◆ TASK DIRECTIONS ◆
Look through the material and copy each line holding "this".
"""
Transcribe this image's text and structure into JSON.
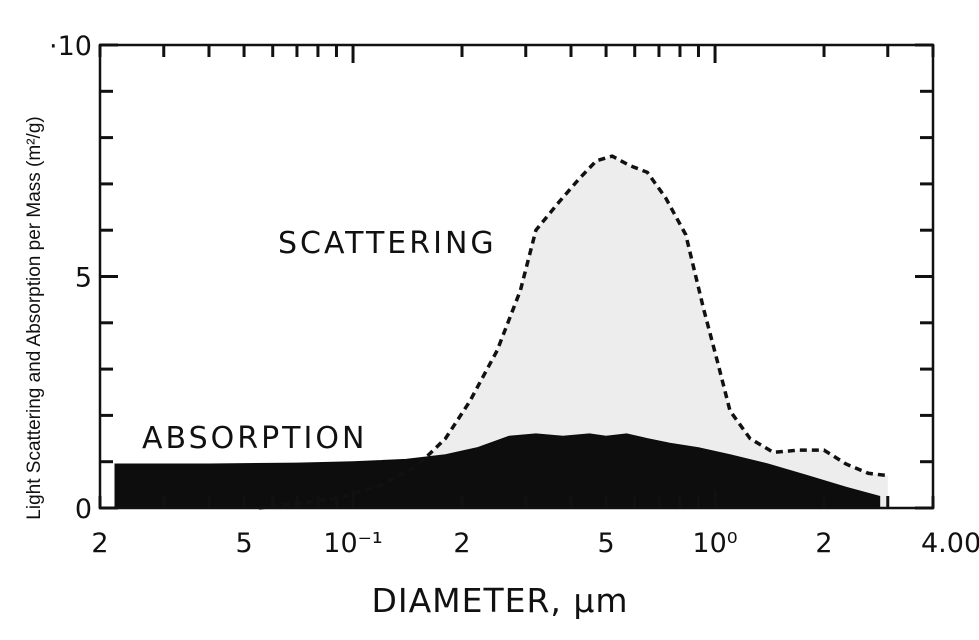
{
  "chart_data": {
    "type": "area",
    "title": "",
    "xlabel": "DIAMETER, μm",
    "ylabel": "Light Scattering and Absorption per Mass (m²/g)",
    "x_scale": "log",
    "xlim": [
      0.02,
      4.0
    ],
    "ylim": [
      0,
      10
    ],
    "x_ticks": [
      {
        "value": 0.02,
        "label": "2"
      },
      {
        "value": 0.05,
        "label": "5"
      },
      {
        "value": 0.1,
        "label": "10⁻¹"
      },
      {
        "value": 0.2,
        "label": "2"
      },
      {
        "value": 0.5,
        "label": "5"
      },
      {
        "value": 1.0,
        "label": "10⁰"
      },
      {
        "value": 2.0,
        "label": "2"
      },
      {
        "value": 4.0,
        "label": "4.00"
      }
    ],
    "y_ticks": [
      {
        "value": 0,
        "label": "0"
      },
      {
        "value": 5,
        "label": "5"
      },
      {
        "value": 10,
        "label": "·10"
      }
    ],
    "grid": false,
    "legend": "none",
    "series": [
      {
        "name": "SCATTERING",
        "style": "dashed line, light gray fill",
        "color": "#111111",
        "fill": "#ededed",
        "x": [
          0.055,
          0.07,
          0.09,
          0.1,
          0.12,
          0.15,
          0.18,
          0.21,
          0.25,
          0.29,
          0.32,
          0.37,
          0.42,
          0.47,
          0.52,
          0.58,
          0.65,
          0.73,
          0.83,
          0.93,
          1.02,
          1.1,
          1.25,
          1.45,
          1.7,
          2.0,
          2.3,
          2.65,
          3.0
        ],
        "values": [
          0.0,
          0.1,
          0.2,
          0.3,
          0.5,
          0.9,
          1.5,
          2.3,
          3.4,
          4.7,
          6.0,
          6.6,
          7.1,
          7.5,
          7.6,
          7.4,
          7.25,
          6.7,
          5.9,
          4.3,
          3.1,
          2.1,
          1.5,
          1.2,
          1.25,
          1.25,
          0.95,
          0.75,
          0.7
        ]
      },
      {
        "name": "ABSORPTION",
        "style": "solid black fill",
        "color": "#0d0d0d",
        "x": [
          0.022,
          0.04,
          0.07,
          0.1,
          0.14,
          0.18,
          0.22,
          0.27,
          0.32,
          0.38,
          0.45,
          0.5,
          0.57,
          0.65,
          0.75,
          0.9,
          1.1,
          1.4,
          1.8,
          2.3,
          2.85
        ],
        "values": [
          0.95,
          0.95,
          0.97,
          1.0,
          1.05,
          1.15,
          1.3,
          1.55,
          1.6,
          1.55,
          1.6,
          1.55,
          1.6,
          1.5,
          1.4,
          1.3,
          1.15,
          0.95,
          0.7,
          0.45,
          0.25
        ]
      }
    ]
  }
}
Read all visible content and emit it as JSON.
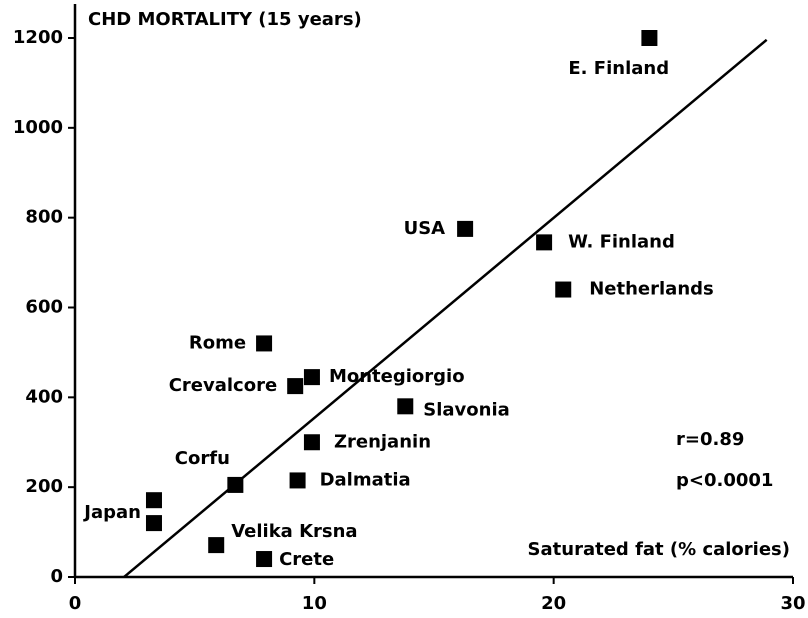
{
  "chart_data": {
    "type": "scatter",
    "title": "CHD MORTALITY (15 years)",
    "x_label": "Saturated fat (% calories)",
    "labels": [
      "E. Finland",
      "USA",
      "W. Finland",
      "Netherlands",
      "Rome",
      "Crevalcore",
      "Montegiorgio",
      "Slavonia",
      "Zrenjanin",
      "Dalmatia",
      "Corfu",
      "Japan",
      null,
      "Velika Krsna",
      "Crete"
    ],
    "x": [
      24.0,
      16.3,
      19.6,
      20.4,
      7.9,
      9.2,
      9.9,
      13.8,
      9.9,
      9.3,
      6.7,
      3.3,
      3.3,
      5.9,
      7.9
    ],
    "values": [
      1200,
      775,
      745,
      640,
      520,
      425,
      445,
      380,
      300,
      215,
      205,
      171,
      120,
      71,
      40
    ],
    "trend_line": {
      "x": [
        2.05,
        28.9
      ],
      "y": [
        0,
        1196
      ]
    },
    "annotations": [
      "r=0.89",
      "p<0.0001"
    ],
    "color": "#000000",
    "xlim": [
      0,
      30
    ],
    "ylim": [
      0,
      1200
    ],
    "xticks": [
      0,
      10,
      20,
      30
    ],
    "yticks": [
      0,
      200,
      400,
      600,
      800,
      1000,
      1200
    ],
    "grid": false
  }
}
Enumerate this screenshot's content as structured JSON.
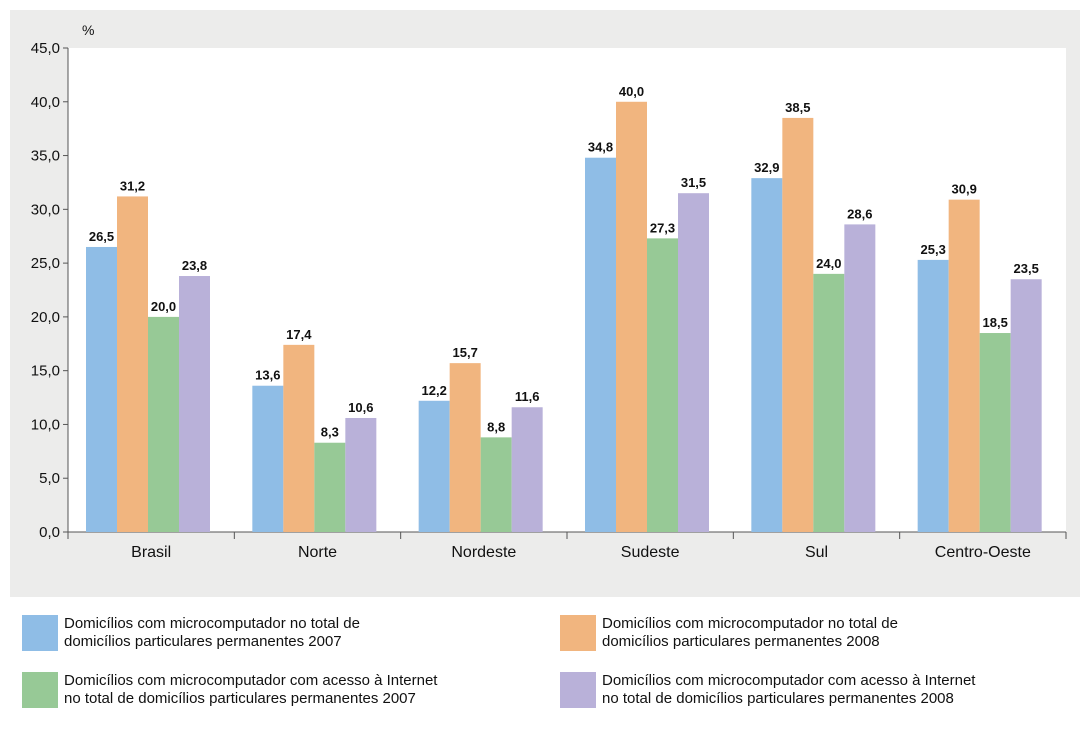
{
  "chart_data": {
    "type": "bar",
    "ylabel": "%",
    "ylim": [
      0,
      45
    ],
    "yticks": [
      "0,0",
      "5,0",
      "10,0",
      "15,0",
      "20,0",
      "25,0",
      "30,0",
      "35,0",
      "40,0",
      "45,0"
    ],
    "categories": [
      "Brasil",
      "Norte",
      "Nordeste",
      "Sudeste",
      "Sul",
      "Centro-Oeste"
    ],
    "grid": false,
    "legend_position": "bottom",
    "series": [
      {
        "name": "Domicílios com microcomputador no total de\ndomicílios particulares permanentes 2007",
        "color": "#8fbde6",
        "values": [
          26.5,
          13.6,
          12.2,
          34.8,
          32.9,
          25.3
        ],
        "labels": [
          "26,5",
          "13,6",
          "12,2",
          "34,8",
          "32,9",
          "25,3"
        ]
      },
      {
        "name": "Domicílios com microcomputador no total de\ndomicílios particulares permanentes 2008",
        "color": "#f1b57f",
        "values": [
          31.2,
          17.4,
          15.7,
          40.0,
          38.5,
          30.9
        ],
        "labels": [
          "31,2",
          "17,4",
          "15,7",
          "40,0",
          "38,5",
          "30,9"
        ]
      },
      {
        "name": "Domicílios com microcomputador com acesso à Internet\nno total de domicílios particulares permanentes 2007",
        "color": "#97c996",
        "values": [
          20.0,
          8.3,
          8.8,
          27.3,
          24.0,
          18.5
        ],
        "labels": [
          "20,0",
          "8,3",
          "8,8",
          "27,3",
          "24,0",
          "18,5"
        ]
      },
      {
        "name": "Domicílios com microcomputador com acesso à Internet\nno total de domicílios particulares permanentes 2008",
        "color": "#b9b1d9",
        "values": [
          23.8,
          10.6,
          11.6,
          31.5,
          28.6,
          23.5
        ],
        "labels": [
          "23,8",
          "10,6",
          "11,6",
          "31,5",
          "28,6",
          "23,5"
        ]
      }
    ]
  }
}
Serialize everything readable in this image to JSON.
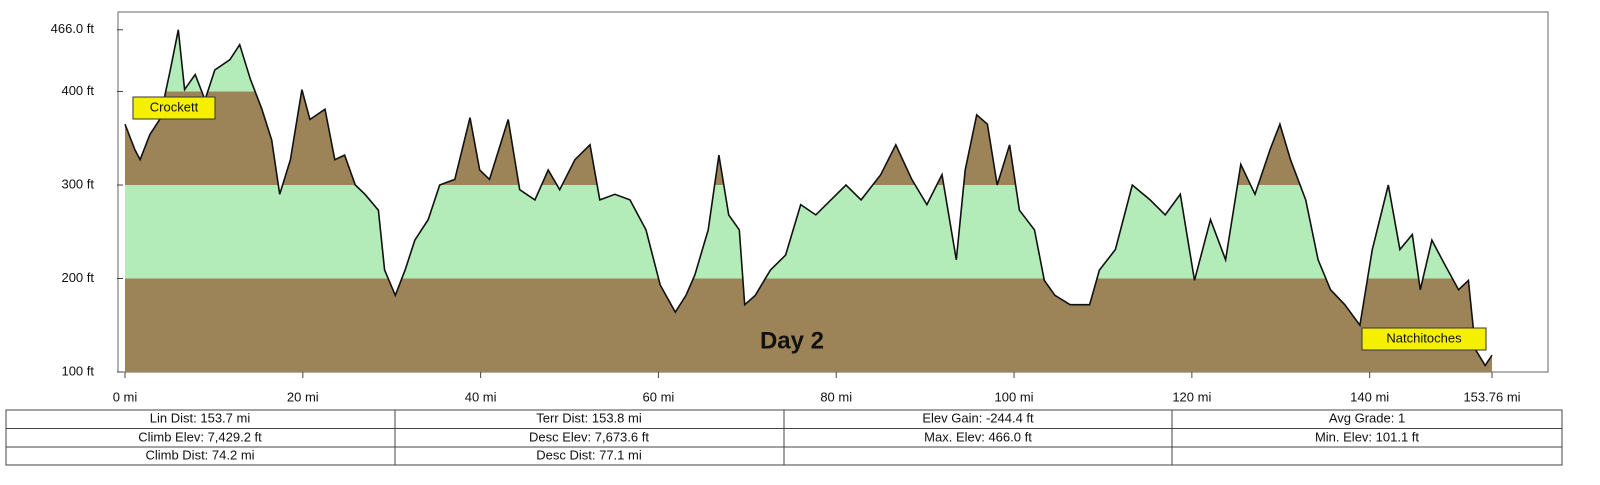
{
  "chart_data": {
    "type": "area",
    "x": [
      0,
      1.1,
      1.7,
      2.8,
      3.9,
      5.1,
      6.0,
      6.7,
      7.9,
      9.0,
      10.1,
      11.8,
      12.9,
      14.1,
      15.4,
      16.5,
      17.4,
      18.6,
      19.9,
      20.8,
      22.5,
      23.6,
      24.7,
      25.9,
      27.0,
      28.5,
      29.2,
      30.4,
      31.5,
      32.6,
      34.1,
      35.4,
      37.1,
      38.8,
      39.9,
      41.0,
      43.1,
      44.4,
      46.1,
      47.6,
      48.9,
      50.6,
      52.3,
      53.4,
      55.1,
      56.8,
      58.6,
      60.2,
      61.9,
      63.1,
      64.1,
      65.6,
      66.8,
      67.9,
      69.1,
      69.7,
      70.9,
      72.6,
      74.3,
      76.0,
      77.7,
      79.4,
      81.1,
      82.8,
      85.0,
      86.7,
      88.5,
      90.2,
      91.9,
      93.5,
      94.5,
      95.8,
      97.0,
      98.1,
      99.5,
      100.6,
      102.3,
      103.4,
      104.6,
      106.3,
      108.5,
      109.6,
      111.4,
      113.3,
      115.3,
      117.0,
      118.7,
      120.3,
      122.1,
      123.8,
      125.5,
      127.1,
      128.8,
      129.9,
      131.1,
      132.8,
      134.2,
      135.6,
      137.2,
      138.9,
      140.3,
      142.1,
      143.4,
      144.8,
      145.7,
      147.0,
      148.5,
      150.0,
      151.1,
      151.9,
      153.0,
      153.76
    ],
    "values": [
      365,
      338,
      327,
      354,
      370,
      423,
      466,
      402,
      418,
      391,
      423,
      434,
      450,
      413,
      381,
      348,
      290,
      327,
      402,
      370,
      381,
      327,
      332,
      300,
      290,
      273,
      209,
      182,
      209,
      241,
      263,
      300,
      306,
      372,
      316,
      306,
      370,
      295,
      284,
      316,
      295,
      327,
      343,
      284,
      290,
      284,
      252,
      193,
      164,
      182,
      204,
      252,
      332,
      268,
      252,
      172,
      182,
      209,
      225,
      279,
      268,
      284,
      300,
      284,
      311,
      343,
      306,
      279,
      311,
      220,
      316,
      375,
      365,
      300,
      343,
      273,
      252,
      198,
      182,
      172,
      172,
      209,
      231,
      300,
      284,
      268,
      290,
      198,
      263,
      220,
      322,
      290,
      338,
      365,
      327,
      284,
      220,
      188,
      172,
      150,
      231,
      300,
      231,
      247,
      188,
      241,
      214,
      188,
      198,
      124,
      107,
      118
    ],
    "xlim": [
      0,
      153.76
    ],
    "ylim": [
      100,
      485
    ],
    "xticks": [
      {
        "value": 0,
        "label": "0 mi"
      },
      {
        "value": 20,
        "label": "20 mi"
      },
      {
        "value": 40,
        "label": "40 mi"
      },
      {
        "value": 60,
        "label": "60 mi"
      },
      {
        "value": 80,
        "label": "80 mi"
      },
      {
        "value": 100,
        "label": "100 mi"
      },
      {
        "value": 120,
        "label": "120 mi"
      },
      {
        "value": 140,
        "label": "140 mi"
      },
      {
        "value": 153.76,
        "label": "153.76 mi"
      }
    ],
    "yticks": [
      {
        "value": 100,
        "label": "100 ft"
      },
      {
        "value": 200,
        "label": "200 ft"
      },
      {
        "value": 300,
        "label": "300 ft"
      },
      {
        "value": 400,
        "label": "400 ft"
      },
      {
        "value": 466,
        "label": "466.0 ft"
      }
    ],
    "line_color": "#111111",
    "band_colors": [
      "#9c8458",
      "#b3ecb8"
    ],
    "annotations": [
      "Crockett",
      "Natchitoches",
      "Day 2"
    ]
  },
  "stats": {
    "rows": [
      [
        "Lin Dist: 153.7 mi",
        "Terr Dist: 153.8 mi",
        "Elev Gain: -244.4 ft",
        "Avg Grade: 1"
      ],
      [
        "Climb Elev: 7,429.2 ft",
        "Desc Elev: 7,673.6 ft",
        "Max. Elev: 466.0 ft",
        "Min. Elev: 101.1 ft"
      ],
      [
        "Climb Dist: 74.2 mi",
        "Desc Dist: 77.1 mi"
      ]
    ]
  }
}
"""
◆ TASK RESPONSE ◆
Transcribe this image's text and structure into JSON.
Enumerate this screenshot's content as structured JSON.
Serialize everything readable in this image to JSON.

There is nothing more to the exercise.